ÉNONCÉ: Modifiez les lignes de la liste allant du début jusqu'à la ligne contenant "compose-box[interactable]: Type a", celle-ci comprise, en remplaçant "THANK YOU" par "MERCI BEAUCOUP" et en laissant tout le reste intact.

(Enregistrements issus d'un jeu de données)

....

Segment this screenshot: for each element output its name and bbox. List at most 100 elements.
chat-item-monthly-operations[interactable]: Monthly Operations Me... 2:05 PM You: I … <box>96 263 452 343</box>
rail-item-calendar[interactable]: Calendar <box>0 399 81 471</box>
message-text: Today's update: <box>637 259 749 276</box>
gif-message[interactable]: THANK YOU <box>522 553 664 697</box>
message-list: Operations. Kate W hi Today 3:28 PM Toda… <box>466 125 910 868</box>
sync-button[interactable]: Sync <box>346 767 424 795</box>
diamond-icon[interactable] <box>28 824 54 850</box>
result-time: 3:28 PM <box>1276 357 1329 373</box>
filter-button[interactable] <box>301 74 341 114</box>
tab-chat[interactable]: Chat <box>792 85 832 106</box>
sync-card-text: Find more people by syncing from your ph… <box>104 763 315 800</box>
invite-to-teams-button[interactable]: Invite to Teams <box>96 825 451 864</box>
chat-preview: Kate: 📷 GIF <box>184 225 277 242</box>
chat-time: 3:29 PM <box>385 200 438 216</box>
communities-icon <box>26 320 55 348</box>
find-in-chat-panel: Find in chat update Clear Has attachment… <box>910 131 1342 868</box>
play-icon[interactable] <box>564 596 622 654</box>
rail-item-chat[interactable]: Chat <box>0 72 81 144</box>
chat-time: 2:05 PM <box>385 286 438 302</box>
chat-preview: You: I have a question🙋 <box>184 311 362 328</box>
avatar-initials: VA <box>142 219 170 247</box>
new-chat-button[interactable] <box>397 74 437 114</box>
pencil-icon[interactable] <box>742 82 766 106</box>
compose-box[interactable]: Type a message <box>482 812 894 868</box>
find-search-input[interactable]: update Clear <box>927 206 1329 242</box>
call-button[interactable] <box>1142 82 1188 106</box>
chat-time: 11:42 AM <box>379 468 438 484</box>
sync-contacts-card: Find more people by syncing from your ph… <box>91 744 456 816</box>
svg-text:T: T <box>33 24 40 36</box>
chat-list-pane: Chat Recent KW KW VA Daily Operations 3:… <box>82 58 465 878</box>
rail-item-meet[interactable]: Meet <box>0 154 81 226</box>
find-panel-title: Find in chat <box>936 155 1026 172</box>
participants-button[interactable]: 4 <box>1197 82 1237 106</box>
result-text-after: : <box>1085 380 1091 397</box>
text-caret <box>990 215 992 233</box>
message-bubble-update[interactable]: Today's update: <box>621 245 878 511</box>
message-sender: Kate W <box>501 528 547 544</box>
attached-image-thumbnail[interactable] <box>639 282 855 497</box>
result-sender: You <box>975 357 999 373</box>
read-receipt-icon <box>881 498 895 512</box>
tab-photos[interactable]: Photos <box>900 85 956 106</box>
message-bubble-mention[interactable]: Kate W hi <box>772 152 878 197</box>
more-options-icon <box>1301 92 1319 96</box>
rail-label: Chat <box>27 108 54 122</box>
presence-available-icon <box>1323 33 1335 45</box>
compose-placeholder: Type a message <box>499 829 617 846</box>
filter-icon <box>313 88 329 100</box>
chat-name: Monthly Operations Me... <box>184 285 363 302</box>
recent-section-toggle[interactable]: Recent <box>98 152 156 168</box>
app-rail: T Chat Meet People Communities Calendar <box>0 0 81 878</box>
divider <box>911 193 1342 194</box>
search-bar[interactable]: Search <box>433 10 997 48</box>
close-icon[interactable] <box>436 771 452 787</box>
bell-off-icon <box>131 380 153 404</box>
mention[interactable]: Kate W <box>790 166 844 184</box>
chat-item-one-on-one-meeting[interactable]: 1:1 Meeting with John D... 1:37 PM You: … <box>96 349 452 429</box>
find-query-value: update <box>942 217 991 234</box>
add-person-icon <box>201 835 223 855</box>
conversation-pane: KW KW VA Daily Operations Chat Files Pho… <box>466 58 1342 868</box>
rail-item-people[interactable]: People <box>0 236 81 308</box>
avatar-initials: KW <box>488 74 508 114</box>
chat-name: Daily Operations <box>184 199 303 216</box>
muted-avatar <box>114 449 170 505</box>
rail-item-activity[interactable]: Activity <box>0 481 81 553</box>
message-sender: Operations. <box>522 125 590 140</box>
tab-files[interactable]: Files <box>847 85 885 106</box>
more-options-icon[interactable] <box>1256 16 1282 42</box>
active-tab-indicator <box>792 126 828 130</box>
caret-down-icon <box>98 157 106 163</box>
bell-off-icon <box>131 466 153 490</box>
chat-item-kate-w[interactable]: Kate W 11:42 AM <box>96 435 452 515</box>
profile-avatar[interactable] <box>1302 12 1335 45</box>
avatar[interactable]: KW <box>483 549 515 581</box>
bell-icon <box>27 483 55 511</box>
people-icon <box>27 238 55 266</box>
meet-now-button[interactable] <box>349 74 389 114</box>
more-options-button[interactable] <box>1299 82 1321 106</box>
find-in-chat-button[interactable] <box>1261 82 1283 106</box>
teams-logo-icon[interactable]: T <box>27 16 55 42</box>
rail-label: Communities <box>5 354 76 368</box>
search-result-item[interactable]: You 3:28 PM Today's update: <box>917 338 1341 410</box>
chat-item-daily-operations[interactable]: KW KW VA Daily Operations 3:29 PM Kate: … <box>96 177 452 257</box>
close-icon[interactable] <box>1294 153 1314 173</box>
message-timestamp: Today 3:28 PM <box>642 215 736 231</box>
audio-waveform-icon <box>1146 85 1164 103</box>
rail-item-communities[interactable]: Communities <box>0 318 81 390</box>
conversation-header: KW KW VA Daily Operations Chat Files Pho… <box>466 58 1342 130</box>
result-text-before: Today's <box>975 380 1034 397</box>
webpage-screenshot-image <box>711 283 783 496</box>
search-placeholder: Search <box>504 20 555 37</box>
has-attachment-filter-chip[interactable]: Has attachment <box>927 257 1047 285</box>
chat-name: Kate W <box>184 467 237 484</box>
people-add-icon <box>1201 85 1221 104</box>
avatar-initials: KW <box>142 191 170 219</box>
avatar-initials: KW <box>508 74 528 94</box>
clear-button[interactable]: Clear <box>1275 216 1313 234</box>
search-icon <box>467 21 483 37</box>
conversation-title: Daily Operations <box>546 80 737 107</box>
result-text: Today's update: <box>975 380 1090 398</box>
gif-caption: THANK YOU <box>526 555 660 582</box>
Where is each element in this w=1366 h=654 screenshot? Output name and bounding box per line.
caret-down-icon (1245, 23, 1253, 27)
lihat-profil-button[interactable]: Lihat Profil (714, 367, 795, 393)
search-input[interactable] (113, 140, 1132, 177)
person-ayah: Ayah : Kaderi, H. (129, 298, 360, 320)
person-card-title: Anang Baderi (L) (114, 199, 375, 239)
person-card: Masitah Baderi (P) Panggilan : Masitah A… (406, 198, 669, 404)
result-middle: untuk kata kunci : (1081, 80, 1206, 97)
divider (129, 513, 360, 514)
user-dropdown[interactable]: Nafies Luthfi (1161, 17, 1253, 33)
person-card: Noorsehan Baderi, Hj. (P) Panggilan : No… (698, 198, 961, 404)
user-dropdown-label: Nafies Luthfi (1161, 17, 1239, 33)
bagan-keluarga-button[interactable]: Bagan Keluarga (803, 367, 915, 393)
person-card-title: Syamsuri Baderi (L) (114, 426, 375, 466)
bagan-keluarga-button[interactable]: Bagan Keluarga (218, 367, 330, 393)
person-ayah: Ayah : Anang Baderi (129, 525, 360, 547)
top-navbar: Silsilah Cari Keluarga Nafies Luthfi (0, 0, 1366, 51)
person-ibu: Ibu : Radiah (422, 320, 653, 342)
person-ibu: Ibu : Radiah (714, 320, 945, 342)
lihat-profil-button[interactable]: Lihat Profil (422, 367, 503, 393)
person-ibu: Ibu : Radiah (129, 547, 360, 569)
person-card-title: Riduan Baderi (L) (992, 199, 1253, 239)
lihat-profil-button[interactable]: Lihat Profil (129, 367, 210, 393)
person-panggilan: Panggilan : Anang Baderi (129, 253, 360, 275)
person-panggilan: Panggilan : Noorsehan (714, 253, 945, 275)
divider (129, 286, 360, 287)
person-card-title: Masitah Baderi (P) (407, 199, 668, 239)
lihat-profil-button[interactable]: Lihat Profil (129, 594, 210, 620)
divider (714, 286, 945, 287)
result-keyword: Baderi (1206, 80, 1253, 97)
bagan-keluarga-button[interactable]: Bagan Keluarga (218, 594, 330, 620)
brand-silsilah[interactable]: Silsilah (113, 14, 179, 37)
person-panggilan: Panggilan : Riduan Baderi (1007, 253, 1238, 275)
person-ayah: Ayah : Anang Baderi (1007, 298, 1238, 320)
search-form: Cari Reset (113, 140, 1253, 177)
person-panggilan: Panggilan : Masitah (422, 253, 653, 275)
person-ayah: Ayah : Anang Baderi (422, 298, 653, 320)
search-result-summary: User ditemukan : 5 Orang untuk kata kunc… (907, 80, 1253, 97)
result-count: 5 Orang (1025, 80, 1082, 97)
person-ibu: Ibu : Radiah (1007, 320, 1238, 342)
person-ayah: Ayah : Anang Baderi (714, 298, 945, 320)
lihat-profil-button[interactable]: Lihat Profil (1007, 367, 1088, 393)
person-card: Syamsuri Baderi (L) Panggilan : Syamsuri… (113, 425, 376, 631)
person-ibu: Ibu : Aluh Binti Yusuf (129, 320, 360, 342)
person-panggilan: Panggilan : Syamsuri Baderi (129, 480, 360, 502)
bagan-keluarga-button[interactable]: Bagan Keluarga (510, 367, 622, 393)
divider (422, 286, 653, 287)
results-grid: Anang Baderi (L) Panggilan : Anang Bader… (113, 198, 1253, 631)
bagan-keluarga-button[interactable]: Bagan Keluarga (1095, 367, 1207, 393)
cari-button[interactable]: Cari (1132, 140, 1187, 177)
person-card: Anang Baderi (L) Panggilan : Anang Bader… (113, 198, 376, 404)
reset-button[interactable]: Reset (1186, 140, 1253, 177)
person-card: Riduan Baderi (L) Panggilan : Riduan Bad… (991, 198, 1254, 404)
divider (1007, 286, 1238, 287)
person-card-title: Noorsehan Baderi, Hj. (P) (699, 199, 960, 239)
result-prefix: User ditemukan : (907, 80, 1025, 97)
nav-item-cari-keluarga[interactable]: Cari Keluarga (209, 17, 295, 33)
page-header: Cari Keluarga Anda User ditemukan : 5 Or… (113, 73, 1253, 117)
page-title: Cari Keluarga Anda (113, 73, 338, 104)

....

RÉPONSE À L'EXERCICE:
Segment this screenshot: for each element output its name and bbox. List at most 100 elements.
chat-item-monthly-operations[interactable]: Monthly Operations Me... 2:05 PM You: I … <box>96 263 452 343</box>
rail-item-calendar[interactable]: Calendar <box>0 399 81 471</box>
message-text: Today's update: <box>637 259 749 276</box>
gif-message[interactable]: MERCI BEAUCOUP <box>522 553 664 697</box>
message-list: Operations. Kate W hi Today 3:28 PM Toda… <box>466 125 910 868</box>
sync-button[interactable]: Sync <box>346 767 424 795</box>
diamond-icon[interactable] <box>28 824 54 850</box>
result-time: 3:28 PM <box>1276 357 1329 373</box>
filter-button[interactable] <box>301 74 341 114</box>
tab-chat[interactable]: Chat <box>792 85 832 106</box>
sync-card-text: Find more people by syncing from your ph… <box>104 763 315 800</box>
invite-to-teams-button[interactable]: Invite to Teams <box>96 825 451 864</box>
chat-preview: Kate: 📷 GIF <box>184 225 277 242</box>
chat-time: 3:29 PM <box>385 200 438 216</box>
communities-icon <box>26 320 55 348</box>
find-in-chat-panel: Find in chat update Clear Has attachment… <box>910 131 1342 868</box>
play-icon[interactable] <box>564 596 622 654</box>
rail-item-chat[interactable]: Chat <box>0 72 81 144</box>
chat-time: 2:05 PM <box>385 286 438 302</box>
chat-preview: You: I have a question🙋 <box>184 311 362 328</box>
avatar-initials: VA <box>142 219 170 247</box>
new-chat-button[interactable] <box>397 74 437 114</box>
pencil-icon[interactable] <box>742 82 766 106</box>
compose-box[interactable]: Type a message <box>482 812 894 868</box>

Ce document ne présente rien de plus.